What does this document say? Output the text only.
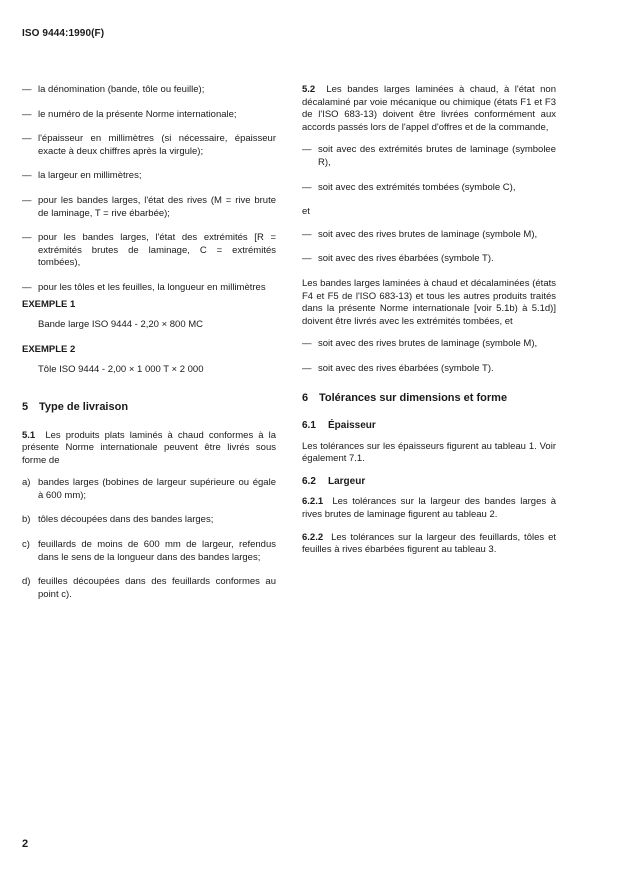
ISO 9444:1990(F)
— la dénomination (bande, tôle ou feuille);
— le numéro de la présente Norme internationale;
— l'épaisseur en millimètres (si nécessaire, épaisseur exacte à deux chiffres après la virgule);
— la largeur en millimètres;
— pour les bandes larges, l'état des rives (M = rive brute de laminage, T = rive ébarbée);
— pour les bandes larges, l'état des extrémités [R = extrémités brutes de laminage, C = extrémités tombées),
— pour les tôles et les feuilles, la longueur en millimètres
EXEMPLE 1
Bande large ISO 9444 - 2,20 × 800 MC
EXEMPLE 2
Tôle ISO 9444 - 2,00 × 1 000 T × 2 000
5 Type de livraison

5.1 Les produits plats laminés à chaud conformes à la présente Norme internationale peuvent être livrés sous forme de

a) bandes larges (bobines de largeur supérieure ou égale à 600 mm);
b) tôles découpées dans des bandes larges;
c) feuillards de moins de 600 mm de largeur, refendus dans le sens de la longueur dans des bandes larges;
d) feuilles découpées dans des feuillards conformes au point c).

5.2 Les bandes larges laminées à chaud, à l'état non décalaminé par voie mécanique ou chimique (états F1 et F3 de l'ISO 683-13) doivent être livrées conformément aux accords passés lors de l'appel d'offres et de la commande,

— soit avec des extrémités brutes de laminage (symbolee R),
— soit avec des extrémités tombées (symbole C),

et

— soit avec des rives brutes de laminage (symbole M),
— soit avec des rives ébarbées (symbole T).

Les bandes larges laminées à chaud et décalaminées (états F4 et F5 de l'ISO 683-13) et tous les autres produits traités dans la présente Norme internationale [voir 5.1b) à 5.1d)] doivent être livrés avec les extrémités tombées, et

— soit avec des rives brutes de laminage (symbole M),
— soit avec des rives ébarbées (symbole T).
6 Tolérances sur dimensions et forme
6.1	Épaisseur

Les tolérances sur les épaisseurs figurent au tableau 1. Voir également 7.1.

6.2	Largeur

6.2.1 Les tolérances sur la largeur des bandes larges à rives brutes de laminage figurent au tableau 2.

6.2.2 Les tolérances sur la largeur des feuillards, tôles et feuilles à rives ébarbées figurent au tableau 3.

2
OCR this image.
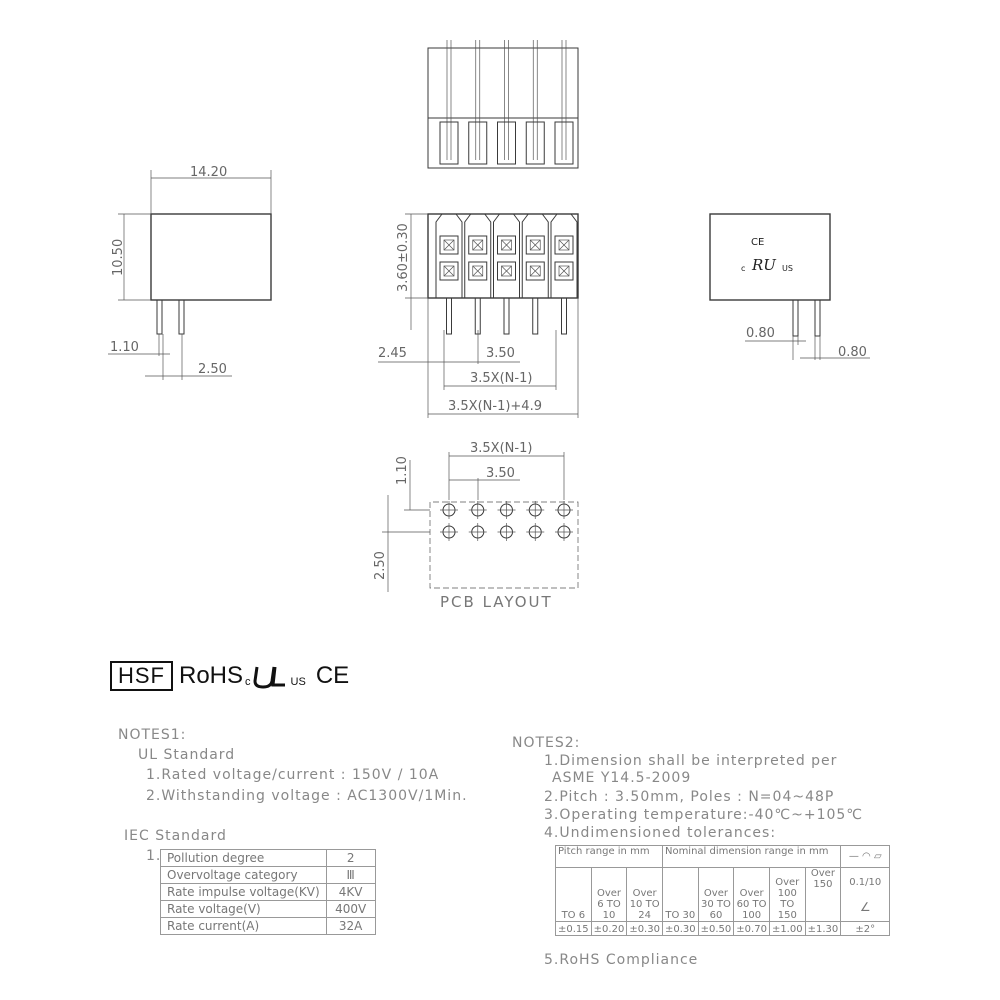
14.20
10.50
1.10
2.50
3.60±0.30
2.45	3.50
3.5X(N-1)
3.5X(N-1)+4.9
CE
c RU US
0.80
0.80
3.5X(N-1)
3.50
1.10
2.50
PCB LAYOUT
HSF RoHS c	US CE
NOTES1:
UL Standard
1.Rated voltage/current : 150V / 10A
2.Withstanding voltage : AC1300V/1Min.
IEC Standard
1. Pollution degree	2
Overvoltage category	Ⅲ
Rate impulse voltage(KV)	4KV
Rate voltage(V)	400V
Rate current(A)	32A
NOTES2:
1.Dimension shall be interpreted per
ASME Y14.5-2009
2.Pitch : 3.50mm, Poles : N=04~48P
3.Operating temperature:-40℃~+105℃
4.Undimensioned tolerances:
Pitch range in mm			Nominal dimension range in mm					— ◠ ▱
TO 6	Over 6 TO 10	Over 10 TO 24	TO 30	Over 30 TO 60	Over 60 TO 100	Over 100 TO 150	Over 150	0.1/10
∠

±0.15	±0.20	±0.30	±0.30	±0.50	±0.70	±1.00	±1.30	±2°
5.RoHS Compliance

• [Aim] Give back, word for word, the lines from the line that contains "OCR this image." through the last line of the records, with no pictures and nothing else.

• [Written solution]
OCR this image.
14.20
10.50
1.10
2.50
3.60±0.30
2.45	3.50
3.5X(N-1)
3.5X(N-1)+4.9
CE
c RU US
0.80
0.80
3.5X(N-1)
3.50
1.10
2.50
PCB LAYOUT
HSF RoHS c	US CE
NOTES1:
UL Standard
1.Rated voltage/current : 150V / 10A
2.Withstanding voltage : AC1300V/1Min.
IEC Standard
1. Pollution degree	2
Overvoltage category	Ⅲ
Rate impulse voltage(KV)	4KV
Rate voltage(V)	400V
Rate current(A)	32A
NOTES2:
1.Dimension shall be interpreted per
ASME Y14.5-2009
2.Pitch : 3.50mm, Poles : N=04~48P
3.Operating temperature:-40℃~+105℃
4.Undimensioned tolerances:
Pitch range in mm			Nominal dimension range in mm					— ◠ ▱
TO 6	Over 6 TO 10	Over 10 TO 24	TO 30	Over 30 TO 60	Over 60 TO 100	Over 100 TO 150	Over 150	0.1/10
∠

±0.15	±0.20	±0.30	±0.30	±0.50	±0.70	±1.00	±1.30	±2°
5.RoHS Compliance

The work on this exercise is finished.